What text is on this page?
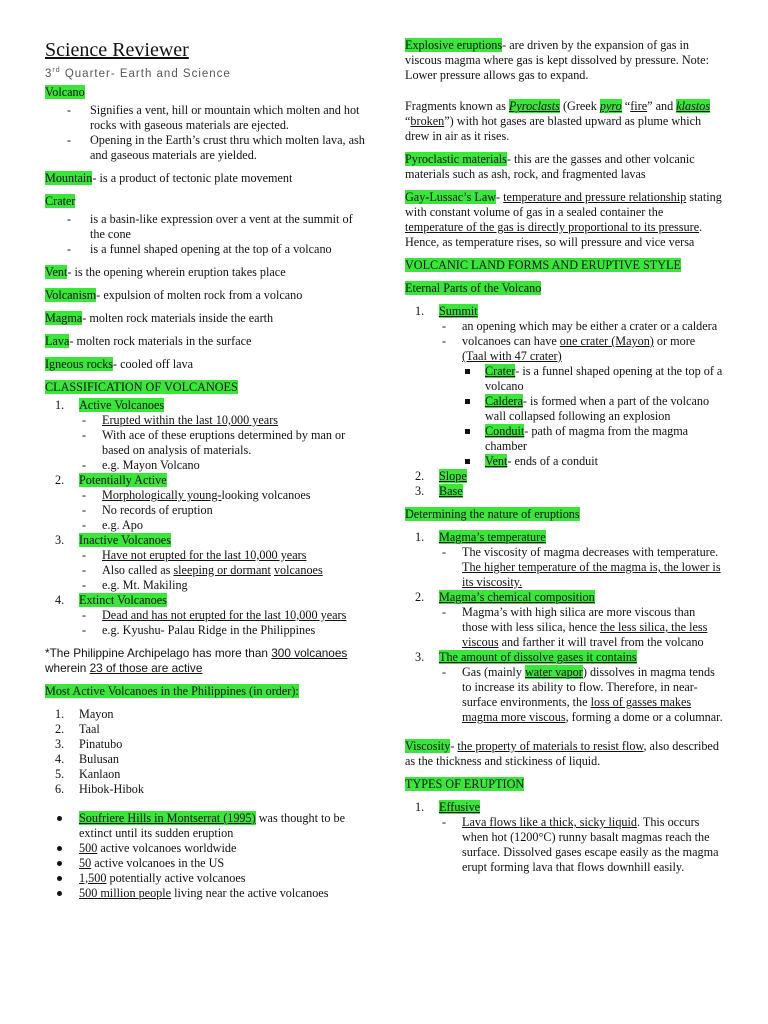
Science Reviewer
3rd Quarter- Earth and Science

Volcano

- Signifies a vent, hill or mountain which molten and hot rocks with gaseous materials are ejected.
- Opening in the Earth’s crust thru which molten lava, ash and gaseous materials are yielded.

Mountain- is a product of tectonic plate movement

Crater

- is a basin-like expression over a vent at the summit of the cone
- is a funnel shaped opening at the top of a volcano

Vent- is the opening wherein eruption takes place

Volcanism- expulsion of molten rock from a volcano

Magma- molten rock materials inside the earth

Lava- molten rock materials in the surface

Igneous rocks- cooled off lava

CLASSIFICATION OF VOLCANOES

1. Active Volcanoes
- Erupted within the last 10,000 years
- With ace of these eruptions determined by man or based on analysis of materials.
- e.g. Mayon Volcano
2. Potentially Active
- Morphologically young-looking volcanoes
- No records of eruption
- e.g. Apo
3. Inactive Volcanoes
- Have not erupted for the last 10,000 years
- Also called as sleeping or dormant volcanoes
- e.g. Mt. Makiling
4. Extinct Volcanoes
- Dead and has not erupted for the last 10,000 years
- e.g. Kyushu- Palau Ridge in the Philippines

*The Philippine Archipelago has more than 300 volcanoes wherein 23 of those are active

Most Active Volcanoes in the Philippines (in order):

1. Mayon
2. Taal
3. Pinatubo
4. Bulusan
5. Kanlaon
6. Hibok-Hibok
Soufriere Hills in Montserrat (1995) was thought to be extinct until its sudden eruption
500 active volcanoes worldwide
50 active volcanoes in the US
1,500 potentially active volcanoes
500 million people living near the active volcanoes

Explosive eruptions- are driven by the expansion of gas in viscous magma where gas is kept dissolved by pressure. Note: Lower pressure allows gas to expand.

Fragments known as Pyroclasts (Greek pyro “fire” and klastos “broken”) with hot gases are blasted upward as plume which drew in air as it rises.

Pyroclastic materials- this are the gasses and other volcanic materials such as ash, rock, and fragmented lavas

Gay-Lussac’s Law- temperature and pressure relationship stating with constant volume of gas in a sealed container the temperature of the gas is directly proportional to its pressure. Hence, as temperature rises, so will pressure and vice versa

VOLCANIC LAND FORMS AND ERUPTIVE STYLE

Eternal Parts of the Volcano

1. Summit
- an opening which may be either a crater or a caldera
- volcanoes can have one crater (Mayon) or more (Taal with 47 crater)
Crater- is a funnel shaped opening at the top of a volcano
Caldera- is formed when a part of the volcano wall collapsed following an explosion
Conduit- path of magma from the magma chamber
Vent- ends of a conduit
2. Slope
3. Base

Determining the nature of eruptions

1. Magma’s temperature
- The viscosity of magma decreases with temperature. The higher temperature of the magma is, the lower is its viscosity.
2. Magma’s chemical composition
- Magma’s with high silica are more viscous than those with less silica, hence the less silica, the less viscous and farther it will travel from the volcano
3. The amount of dissolve gases it contains
- Gas (mainly water vapor) dissolves in magma tends to increase its ability to flow. Therefore, in near-surface environments, the loss of gasses makes magma more viscous, forming a dome or a columnar.

Viscosity- the property of materials to resist flow, also described as the thickness and stickiness of liquid.

TYPES OF ERUPTION

1. Effusive
- Lava flows like a thick, sicky liquid. This occurs when hot (1200°C) runny basalt magmas reach the surface. Dissolved gases escape easily as the magma erupt forming lava that flows downhill easily.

:: Exercise aim ::
Extract all the data above exactly, excluding every picture.

:: Full answer ::
What text is on this page?
Science Reviewer
3rd Quarter- Earth and Science

Volcano

- Signifies a vent, hill or mountain which molten and hot rocks with gaseous materials are ejected.
- Opening in the Earth’s crust thru which molten lava, ash and gaseous materials are yielded.

Mountain- is a product of tectonic plate movement

Crater

- is a basin-like expression over a vent at the summit of the cone
- is a funnel shaped opening at the top of a volcano

Vent- is the opening wherein eruption takes place

Volcanism- expulsion of molten rock from a volcano

Magma- molten rock materials inside the earth

Lava- molten rock materials in the surface

Igneous rocks- cooled off lava

CLASSIFICATION OF VOLCANOES

1. Active Volcanoes
- Erupted within the last 10,000 years
- With ace of these eruptions determined by man or based on analysis of materials.
- e.g. Mayon Volcano
2. Potentially Active
- Morphologically young-looking volcanoes
- No records of eruption
- e.g. Apo
3. Inactive Volcanoes
- Have not erupted for the last 10,000 years
- Also called as sleeping or dormant volcanoes
- e.g. Mt. Makiling
4. Extinct Volcanoes
- Dead and has not erupted for the last 10,000 years
- e.g. Kyushu- Palau Ridge in the Philippines

*The Philippine Archipelago has more than 300 volcanoes wherein 23 of those are active

Most Active Volcanoes in the Philippines (in order):

1. Mayon
2. Taal
3. Pinatubo
4. Bulusan
5. Kanlaon
6. Hibok-Hibok
Soufriere Hills in Montserrat (1995) was thought to be extinct until its sudden eruption
500 active volcanoes worldwide
50 active volcanoes in the US
1,500 potentially active volcanoes
500 million people living near the active volcanoes

Explosive eruptions- are driven by the expansion of gas in viscous magma where gas is kept dissolved by pressure. Note: Lower pressure allows gas to expand.

Fragments known as Pyroclasts (Greek pyro “fire” and klastos “broken”) with hot gases are blasted upward as plume which drew in air as it rises.

Pyroclastic materials- this are the gasses and other volcanic materials such as ash, rock, and fragmented lavas

Gay-Lussac’s Law- temperature and pressure relationship stating with constant volume of gas in a sealed container the temperature of the gas is directly proportional to its pressure. Hence, as temperature rises, so will pressure and vice versa

VOLCANIC LAND FORMS AND ERUPTIVE STYLE

Eternal Parts of the Volcano

1. Summit
- an opening which may be either a crater or a caldera
- volcanoes can have one crater (Mayon) or more (Taal with 47 crater)
Crater- is a funnel shaped opening at the top of a volcano
Caldera- is formed when a part of the volcano wall collapsed following an explosion
Conduit- path of magma from the magma chamber
Vent- ends of a conduit
2. Slope
3. Base

Determining the nature of eruptions

1. Magma’s temperature
- The viscosity of magma decreases with temperature. The higher temperature of the magma is, the lower is its viscosity.
2. Magma’s chemical composition
- Magma’s with high silica are more viscous than those with less silica, hence the less silica, the less viscous and farther it will travel from the volcano
3. The amount of dissolve gases it contains
- Gas (mainly water vapor) dissolves in magma tends to increase its ability to flow. Therefore, in near-surface environments, the loss of gasses makes magma more viscous, forming a dome or a columnar.

Viscosity- the property of materials to resist flow, also described as the thickness and stickiness of liquid.

TYPES OF ERUPTION

1. Effusive
- Lava flows like a thick, sicky liquid. This occurs when hot (1200°C) runny basalt magmas reach the surface. Dissolved gases escape easily as the magma erupt forming lava that flows downhill easily.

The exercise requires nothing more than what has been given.